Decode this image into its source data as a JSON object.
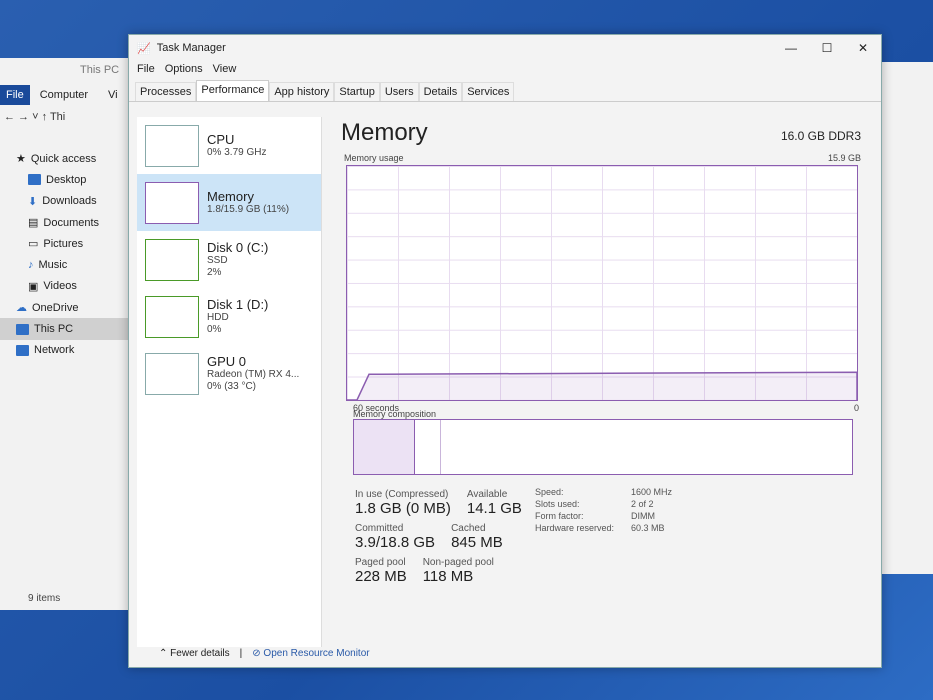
{
  "explorer": {
    "title": "This PC",
    "ribbon": [
      "File",
      "Computer",
      "Vi"
    ],
    "address": "Thi",
    "nav": [
      "Quick access",
      "Desktop",
      "Downloads",
      "Documents",
      "Pictures",
      "Music",
      "Videos",
      "OneDrive",
      "This PC",
      "Network"
    ],
    "status": "9 items"
  },
  "tm": {
    "title": "Task Manager",
    "menu": [
      "File",
      "Options",
      "View"
    ],
    "tabs": [
      "Processes",
      "Performance",
      "App history",
      "Startup",
      "Users",
      "Details",
      "Services"
    ],
    "side": [
      {
        "name": "CPU",
        "sub1": "0% 3.79 GHz",
        "sub2": ""
      },
      {
        "name": "Memory",
        "sub1": "1.8/15.9 GB (11%)",
        "sub2": ""
      },
      {
        "name": "Disk 0 (C:)",
        "sub1": "SSD",
        "sub2": "2%"
      },
      {
        "name": "Disk 1 (D:)",
        "sub1": "HDD",
        "sub2": "0%"
      },
      {
        "name": "GPU 0",
        "sub1": "Radeon (TM) RX 4...",
        "sub2": "0% (33 °C)"
      }
    ],
    "heading": "Memory",
    "spec": "16.0 GB DDR3",
    "usage_label": "Memory usage",
    "usage_max": "15.9 GB",
    "time_label": "60 seconds",
    "zero": "0",
    "comp_label": "Memory composition",
    "usage_fraction": 0.11,
    "stats": {
      "inuse_l": "In use (Compressed)",
      "inuse_v": "1.8 GB (0 MB)",
      "avail_l": "Available",
      "avail_v": "14.1 GB",
      "comm_l": "Committed",
      "comm_v": "3.9/18.8 GB",
      "cache_l": "Cached",
      "cache_v": "845 MB",
      "paged_l": "Paged pool",
      "paged_v": "228 MB",
      "np_l": "Non-paged pool",
      "np_v": "118 MB"
    },
    "hw": [
      [
        "Speed:",
        "1600 MHz"
      ],
      [
        "Slots used:",
        "2 of 2"
      ],
      [
        "Form factor:",
        "DIMM"
      ],
      [
        "Hardware reserved:",
        "60.3 MB"
      ]
    ],
    "footer": {
      "fewer": "Fewer details",
      "monitor": "Open Resource Monitor"
    }
  }
}
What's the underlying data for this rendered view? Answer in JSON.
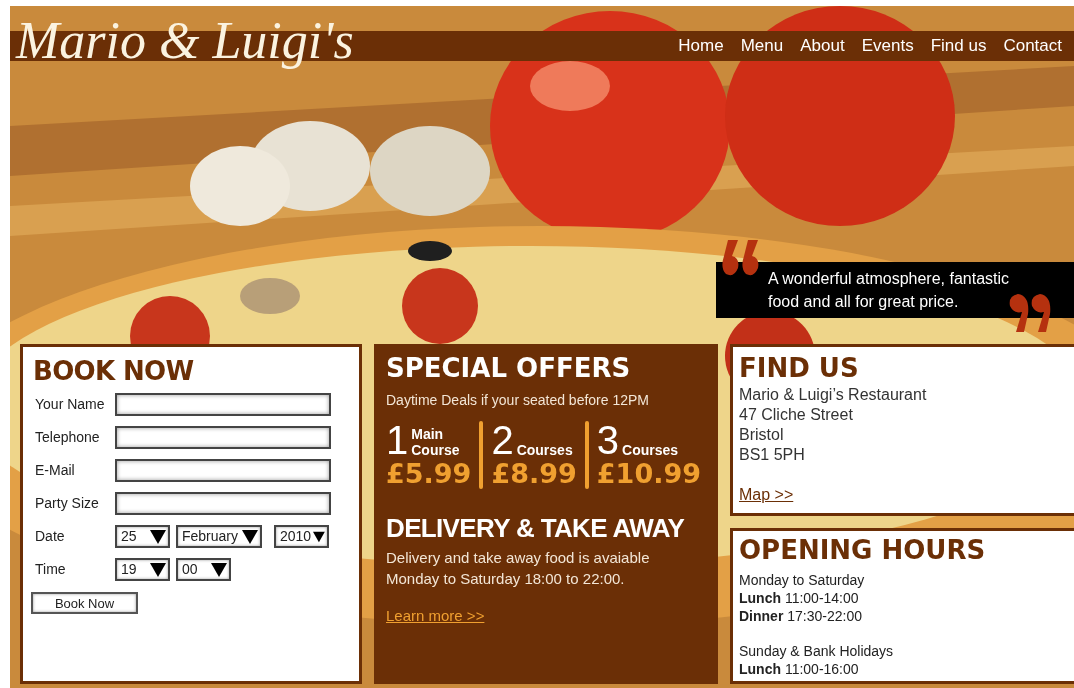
{
  "logo": "Mario & Luigi's",
  "nav": [
    {
      "label": "Home"
    },
    {
      "label": "Menu"
    },
    {
      "label": "About"
    },
    {
      "label": "Events"
    },
    {
      "label": "Find us"
    },
    {
      "label": "Contact"
    }
  ],
  "quote": "A wonderful atmosphere, fantastic food and all for great price.",
  "booking": {
    "title": "BOOK NOW",
    "fields": [
      {
        "label": "Your Name",
        "kind": "text"
      },
      {
        "label": "Telephone",
        "kind": "text"
      },
      {
        "label": "E-Mail",
        "kind": "text"
      },
      {
        "label": "Party Size",
        "kind": "text"
      },
      {
        "label": "Date",
        "kind": "selects",
        "values": [
          "25",
          "February",
          "2010"
        ]
      },
      {
        "label": "Time",
        "kind": "selects",
        "values": [
          "19",
          "00"
        ]
      }
    ],
    "button": "Book Now"
  },
  "offers": {
    "title": "SPECIAL OFFERS",
    "subtitle": "Daytime Deals if your seated before 12PM",
    "deals": [
      {
        "number": "1",
        "label": "Main Course",
        "price": "£5.99"
      },
      {
        "number": "2",
        "label": "Courses",
        "price": "£8.99"
      },
      {
        "number": "3",
        "label": "Courses",
        "price": "£10.99"
      }
    ]
  },
  "delivery": {
    "title": "DELIVERY & TAKE AWAY",
    "text": "Delivery and take away food is avaiable Monday to Saturday 18:00 to 22:00.",
    "link": "Learn more >>"
  },
  "find_us": {
    "title": "FIND US",
    "address": [
      "Mario & Luigi’s Restaurant",
      "47 Cliche Street",
      "Bristol",
      "BS1 5PH"
    ],
    "link": "Map >>"
  },
  "opening_hours": {
    "title": "OPENING HOURS",
    "groups": [
      [
        "Monday to Saturday",
        "**Lunch** 11:00-14:00",
        "**Dinner** 17:30-22:00"
      ],
      [
        "Sunday & Bank Holidays",
        "**Lunch** 11:00-16:00"
      ]
    ]
  }
}
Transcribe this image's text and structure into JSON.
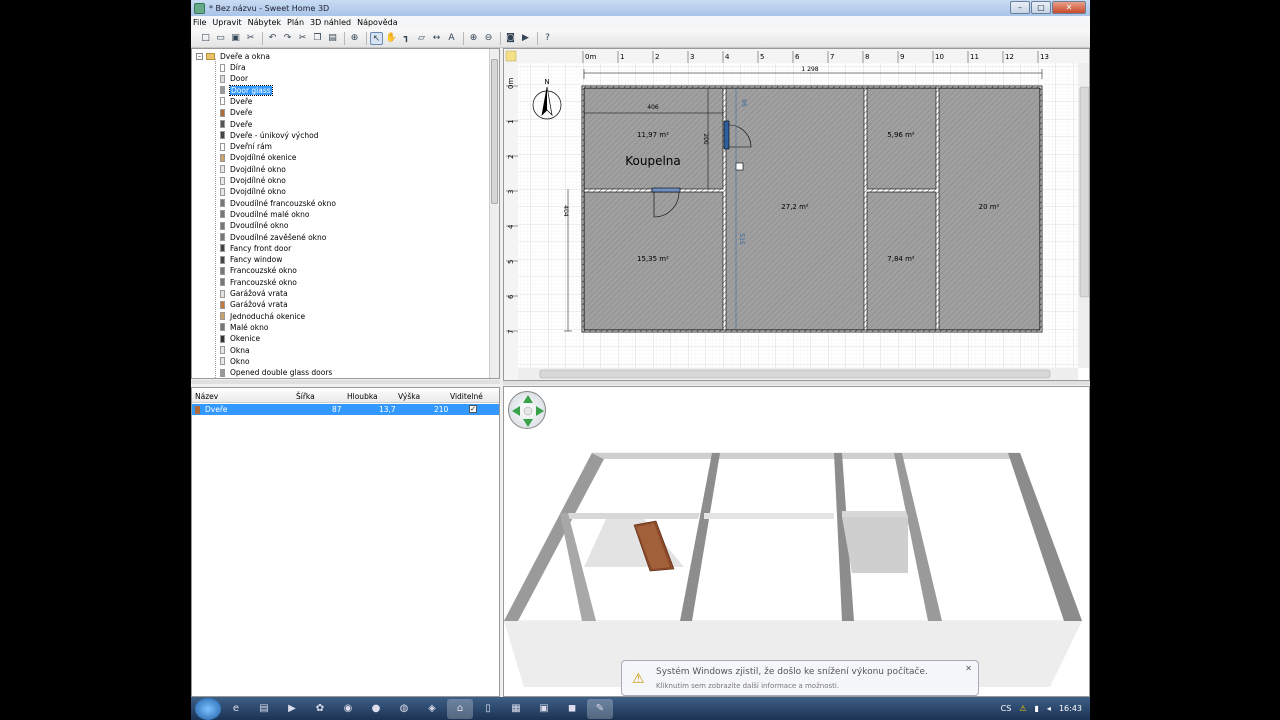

========

**WRITTEN PROBLEM**
Which lines include "Luigi"? Copy each of them out.

**SOLUTION TO THIS PROBLEM**
  "logo": "Mario & Luigi's",
      "Mario & Luigi’s Restaurant",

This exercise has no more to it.